● Task prompt
Copy each line of the records that includes "declara".

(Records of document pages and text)
• • •

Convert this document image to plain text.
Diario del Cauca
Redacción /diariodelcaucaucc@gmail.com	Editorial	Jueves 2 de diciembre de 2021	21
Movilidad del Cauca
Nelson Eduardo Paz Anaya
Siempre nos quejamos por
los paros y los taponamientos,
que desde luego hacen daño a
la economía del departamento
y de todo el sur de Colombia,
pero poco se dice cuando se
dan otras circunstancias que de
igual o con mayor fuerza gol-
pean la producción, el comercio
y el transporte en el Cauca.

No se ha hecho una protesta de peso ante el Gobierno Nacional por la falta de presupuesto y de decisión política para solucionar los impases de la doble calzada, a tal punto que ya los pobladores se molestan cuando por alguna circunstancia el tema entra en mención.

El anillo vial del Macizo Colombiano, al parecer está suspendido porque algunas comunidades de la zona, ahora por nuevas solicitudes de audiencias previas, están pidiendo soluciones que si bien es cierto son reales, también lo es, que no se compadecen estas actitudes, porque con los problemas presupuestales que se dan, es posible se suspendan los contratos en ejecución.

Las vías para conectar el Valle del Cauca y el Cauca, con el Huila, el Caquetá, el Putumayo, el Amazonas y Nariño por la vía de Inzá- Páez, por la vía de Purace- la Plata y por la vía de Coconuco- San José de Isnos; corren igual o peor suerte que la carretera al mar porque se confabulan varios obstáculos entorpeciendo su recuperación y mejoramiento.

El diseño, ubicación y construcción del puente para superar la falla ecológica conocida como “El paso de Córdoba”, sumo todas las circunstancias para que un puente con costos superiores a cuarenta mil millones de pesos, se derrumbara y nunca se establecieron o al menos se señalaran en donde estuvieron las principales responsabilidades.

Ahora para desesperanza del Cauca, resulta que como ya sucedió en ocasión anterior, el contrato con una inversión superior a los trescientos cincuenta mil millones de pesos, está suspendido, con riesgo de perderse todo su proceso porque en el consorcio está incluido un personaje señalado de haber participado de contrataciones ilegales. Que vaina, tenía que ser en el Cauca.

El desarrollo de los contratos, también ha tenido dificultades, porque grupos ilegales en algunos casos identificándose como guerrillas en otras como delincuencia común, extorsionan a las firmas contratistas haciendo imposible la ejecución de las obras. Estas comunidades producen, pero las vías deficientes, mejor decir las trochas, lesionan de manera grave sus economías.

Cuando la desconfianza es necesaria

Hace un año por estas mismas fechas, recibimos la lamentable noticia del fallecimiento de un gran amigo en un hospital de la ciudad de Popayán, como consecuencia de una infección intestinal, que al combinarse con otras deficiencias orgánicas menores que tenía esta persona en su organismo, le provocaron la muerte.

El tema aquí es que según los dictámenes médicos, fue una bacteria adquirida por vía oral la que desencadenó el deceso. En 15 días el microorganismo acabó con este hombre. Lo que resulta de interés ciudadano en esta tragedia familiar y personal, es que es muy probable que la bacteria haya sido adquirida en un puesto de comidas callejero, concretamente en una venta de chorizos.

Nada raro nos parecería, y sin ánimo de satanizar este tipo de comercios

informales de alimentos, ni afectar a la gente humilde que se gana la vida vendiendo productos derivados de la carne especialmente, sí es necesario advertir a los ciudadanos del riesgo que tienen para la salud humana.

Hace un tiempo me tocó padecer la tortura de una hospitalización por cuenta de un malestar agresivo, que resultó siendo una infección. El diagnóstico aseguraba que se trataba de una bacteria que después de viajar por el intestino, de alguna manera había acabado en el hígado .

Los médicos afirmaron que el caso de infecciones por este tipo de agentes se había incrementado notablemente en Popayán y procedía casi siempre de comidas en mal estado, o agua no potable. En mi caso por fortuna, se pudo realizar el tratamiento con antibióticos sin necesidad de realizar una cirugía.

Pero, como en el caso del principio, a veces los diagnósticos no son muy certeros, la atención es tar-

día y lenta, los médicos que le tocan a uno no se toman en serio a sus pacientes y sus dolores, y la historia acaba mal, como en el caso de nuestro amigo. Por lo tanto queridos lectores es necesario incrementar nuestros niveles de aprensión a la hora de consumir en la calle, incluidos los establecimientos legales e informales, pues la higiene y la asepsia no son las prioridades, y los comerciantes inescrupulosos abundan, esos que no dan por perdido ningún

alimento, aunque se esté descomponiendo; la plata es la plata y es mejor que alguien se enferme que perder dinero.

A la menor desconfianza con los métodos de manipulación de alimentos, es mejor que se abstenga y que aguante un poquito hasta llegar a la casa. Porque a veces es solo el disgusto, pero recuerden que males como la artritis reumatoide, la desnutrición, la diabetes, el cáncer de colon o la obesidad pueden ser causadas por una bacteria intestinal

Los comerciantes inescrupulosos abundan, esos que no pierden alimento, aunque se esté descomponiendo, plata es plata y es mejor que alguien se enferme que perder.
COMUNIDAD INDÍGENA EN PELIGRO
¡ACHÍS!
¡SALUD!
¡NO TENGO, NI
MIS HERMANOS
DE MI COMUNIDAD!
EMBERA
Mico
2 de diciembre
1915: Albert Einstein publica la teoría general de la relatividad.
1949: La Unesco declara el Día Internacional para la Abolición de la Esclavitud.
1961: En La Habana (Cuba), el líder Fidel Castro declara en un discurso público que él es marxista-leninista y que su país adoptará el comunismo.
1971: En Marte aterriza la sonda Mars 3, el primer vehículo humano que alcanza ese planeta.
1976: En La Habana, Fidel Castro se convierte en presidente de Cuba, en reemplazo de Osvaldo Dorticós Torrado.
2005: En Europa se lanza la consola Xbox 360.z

• • •

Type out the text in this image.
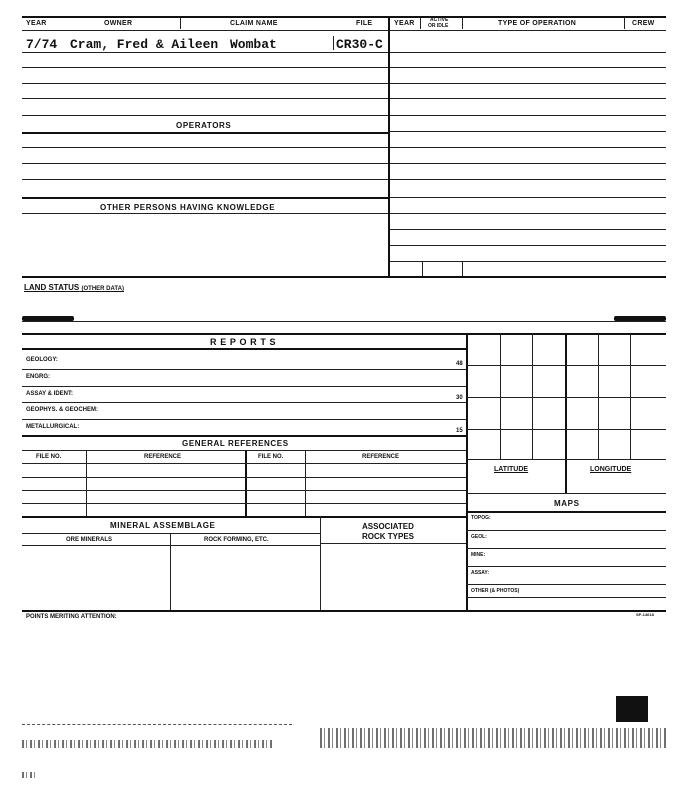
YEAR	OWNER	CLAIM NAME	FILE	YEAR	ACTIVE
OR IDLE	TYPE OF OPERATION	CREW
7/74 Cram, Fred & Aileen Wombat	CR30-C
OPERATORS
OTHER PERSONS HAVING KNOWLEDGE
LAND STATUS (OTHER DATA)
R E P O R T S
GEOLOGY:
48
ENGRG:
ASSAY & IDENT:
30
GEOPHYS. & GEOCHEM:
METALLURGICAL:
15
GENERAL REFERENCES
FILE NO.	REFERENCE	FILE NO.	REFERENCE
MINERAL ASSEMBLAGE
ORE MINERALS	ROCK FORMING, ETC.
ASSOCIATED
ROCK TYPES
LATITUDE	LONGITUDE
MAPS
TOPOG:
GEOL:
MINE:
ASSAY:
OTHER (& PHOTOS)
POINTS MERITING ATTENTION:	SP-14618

• • •

● Solution to this problem
1949: La Unesco declara el Día Internacional para la Abolición de la Esclavitud.
1961: En La Habana (Cuba), el líder Fidel Castro declara en un discurso público que él es marxista-leninista y que su país adoptará el comunismo.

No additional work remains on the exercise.